Records that describe figures =
------------------------------------------------------------------------

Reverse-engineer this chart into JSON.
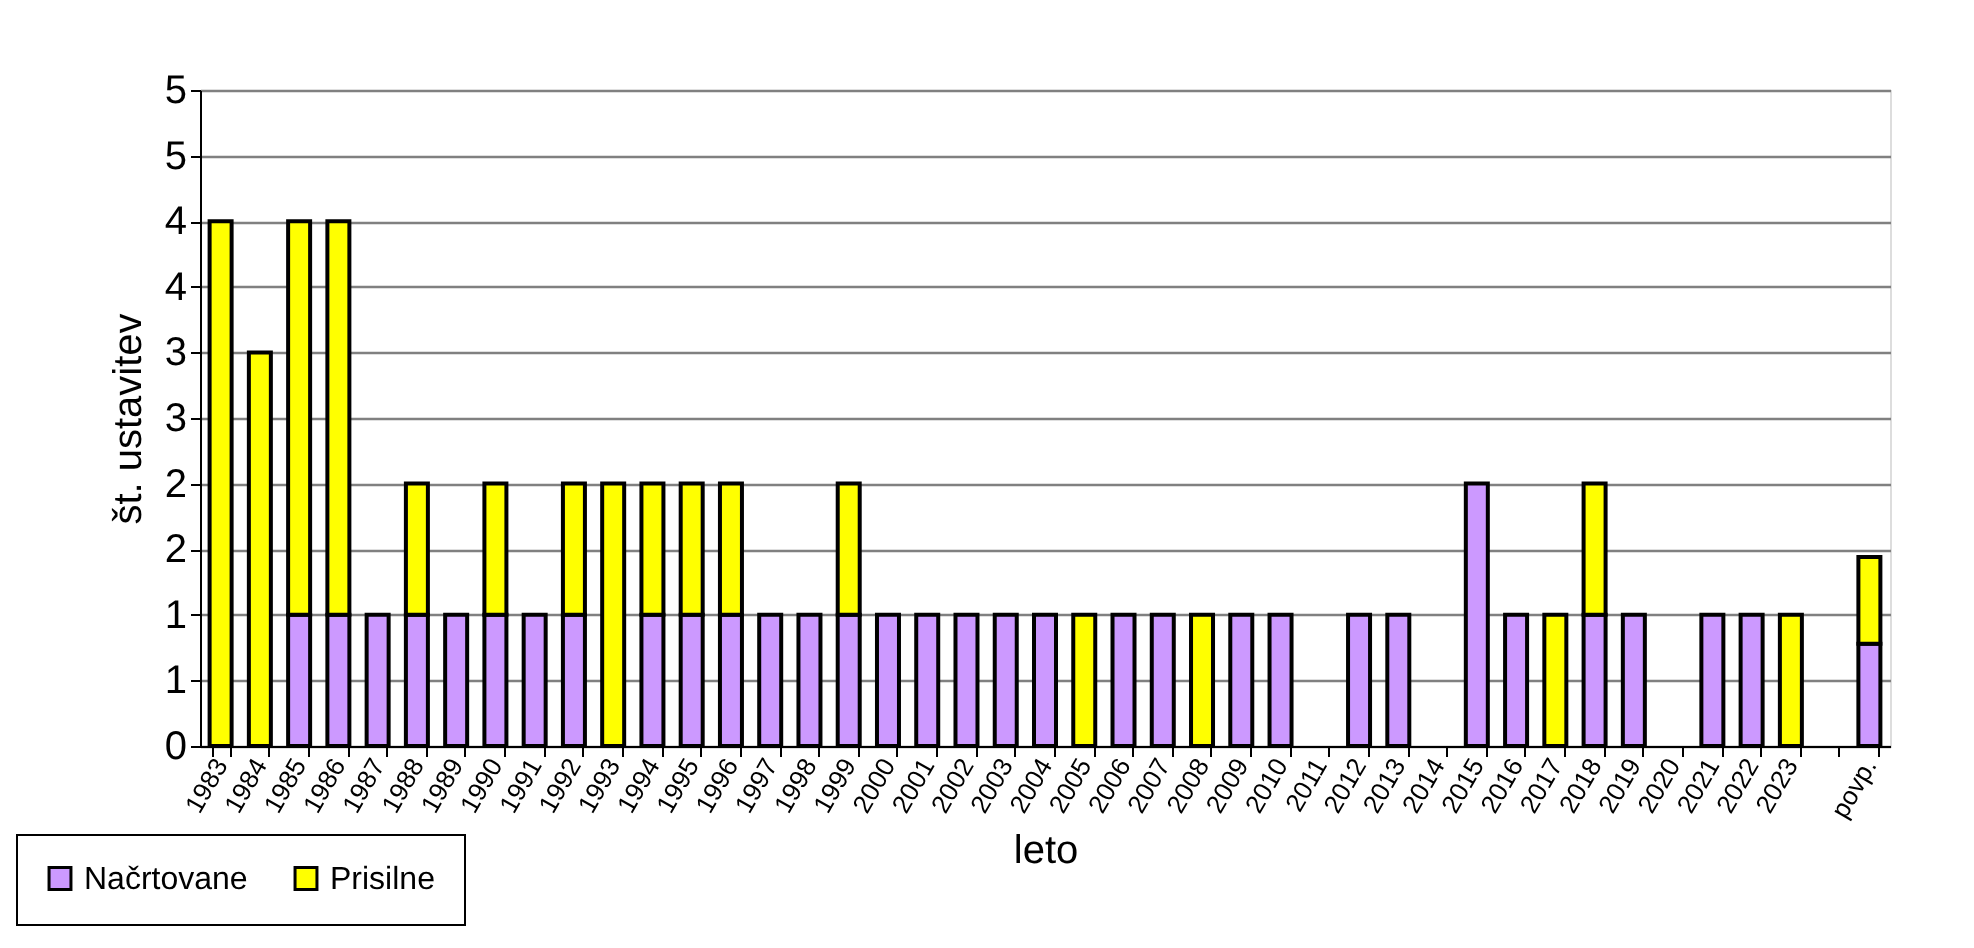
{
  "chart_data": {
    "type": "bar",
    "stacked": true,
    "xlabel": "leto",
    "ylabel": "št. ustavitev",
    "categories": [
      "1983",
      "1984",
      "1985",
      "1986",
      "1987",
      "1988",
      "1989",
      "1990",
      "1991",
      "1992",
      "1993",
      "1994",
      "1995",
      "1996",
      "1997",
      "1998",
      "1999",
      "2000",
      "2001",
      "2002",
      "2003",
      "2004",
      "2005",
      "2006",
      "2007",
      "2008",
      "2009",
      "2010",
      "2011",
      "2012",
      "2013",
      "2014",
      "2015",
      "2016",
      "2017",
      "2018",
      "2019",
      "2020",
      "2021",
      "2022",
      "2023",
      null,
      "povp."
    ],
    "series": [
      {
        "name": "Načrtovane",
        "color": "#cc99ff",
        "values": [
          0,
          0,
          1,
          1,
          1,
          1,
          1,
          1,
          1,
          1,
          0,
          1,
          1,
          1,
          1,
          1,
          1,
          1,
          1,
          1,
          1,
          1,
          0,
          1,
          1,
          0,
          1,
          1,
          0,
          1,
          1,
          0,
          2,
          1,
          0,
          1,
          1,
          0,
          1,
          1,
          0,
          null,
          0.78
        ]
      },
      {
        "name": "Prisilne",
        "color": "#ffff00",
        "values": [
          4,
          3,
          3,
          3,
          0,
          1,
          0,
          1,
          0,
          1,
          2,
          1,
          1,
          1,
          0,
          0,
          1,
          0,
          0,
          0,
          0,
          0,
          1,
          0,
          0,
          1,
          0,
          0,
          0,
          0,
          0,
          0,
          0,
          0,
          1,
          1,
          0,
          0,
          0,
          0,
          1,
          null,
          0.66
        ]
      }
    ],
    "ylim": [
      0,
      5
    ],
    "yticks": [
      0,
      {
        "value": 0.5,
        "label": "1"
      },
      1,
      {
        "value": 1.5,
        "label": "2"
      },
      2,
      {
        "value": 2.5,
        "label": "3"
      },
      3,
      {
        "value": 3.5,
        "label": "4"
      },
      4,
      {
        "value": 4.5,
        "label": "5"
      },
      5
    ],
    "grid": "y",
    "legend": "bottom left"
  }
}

------------------------------------------------------------------------

GIVEN PROBLEM =
Make an exact copy of the data above, pictures excluded.

PROBLEM SOLUTION =
Reverse-engineer this chart into JSON.
{
  "chart_data": {
    "type": "bar",
    "stacked": true,
    "xlabel": "leto",
    "ylabel": "št. ustavitev",
    "categories": [
      "1983",
      "1984",
      "1985",
      "1986",
      "1987",
      "1988",
      "1989",
      "1990",
      "1991",
      "1992",
      "1993",
      "1994",
      "1995",
      "1996",
      "1997",
      "1998",
      "1999",
      "2000",
      "2001",
      "2002",
      "2003",
      "2004",
      "2005",
      "2006",
      "2007",
      "2008",
      "2009",
      "2010",
      "2011",
      "2012",
      "2013",
      "2014",
      "2015",
      "2016",
      "2017",
      "2018",
      "2019",
      "2020",
      "2021",
      "2022",
      "2023",
      null,
      "povp."
    ],
    "series": [
      {
        "name": "Načrtovane",
        "color": "#cc99ff",
        "values": [
          0,
          0,
          1,
          1,
          1,
          1,
          1,
          1,
          1,
          1,
          0,
          1,
          1,
          1,
          1,
          1,
          1,
          1,
          1,
          1,
          1,
          1,
          0,
          1,
          1,
          0,
          1,
          1,
          0,
          1,
          1,
          0,
          2,
          1,
          0,
          1,
          1,
          0,
          1,
          1,
          0,
          null,
          0.78
        ]
      },
      {
        "name": "Prisilne",
        "color": "#ffff00",
        "values": [
          4,
          3,
          3,
          3,
          0,
          1,
          0,
          1,
          0,
          1,
          2,
          1,
          1,
          1,
          0,
          0,
          1,
          0,
          0,
          0,
          0,
          0,
          1,
          0,
          0,
          1,
          0,
          0,
          0,
          0,
          0,
          0,
          0,
          0,
          1,
          1,
          0,
          0,
          0,
          0,
          1,
          null,
          0.66
        ]
      }
    ],
    "ylim": [
      0,
      5
    ],
    "yticks": [
      0,
      {
        "value": 0.5,
        "label": "1"
      },
      1,
      {
        "value": 1.5,
        "label": "2"
      },
      2,
      {
        "value": 2.5,
        "label": "3"
      },
      3,
      {
        "value": 3.5,
        "label": "4"
      },
      4,
      {
        "value": 4.5,
        "label": "5"
      },
      5
    ],
    "grid": "y",
    "legend": "bottom left"
  }
}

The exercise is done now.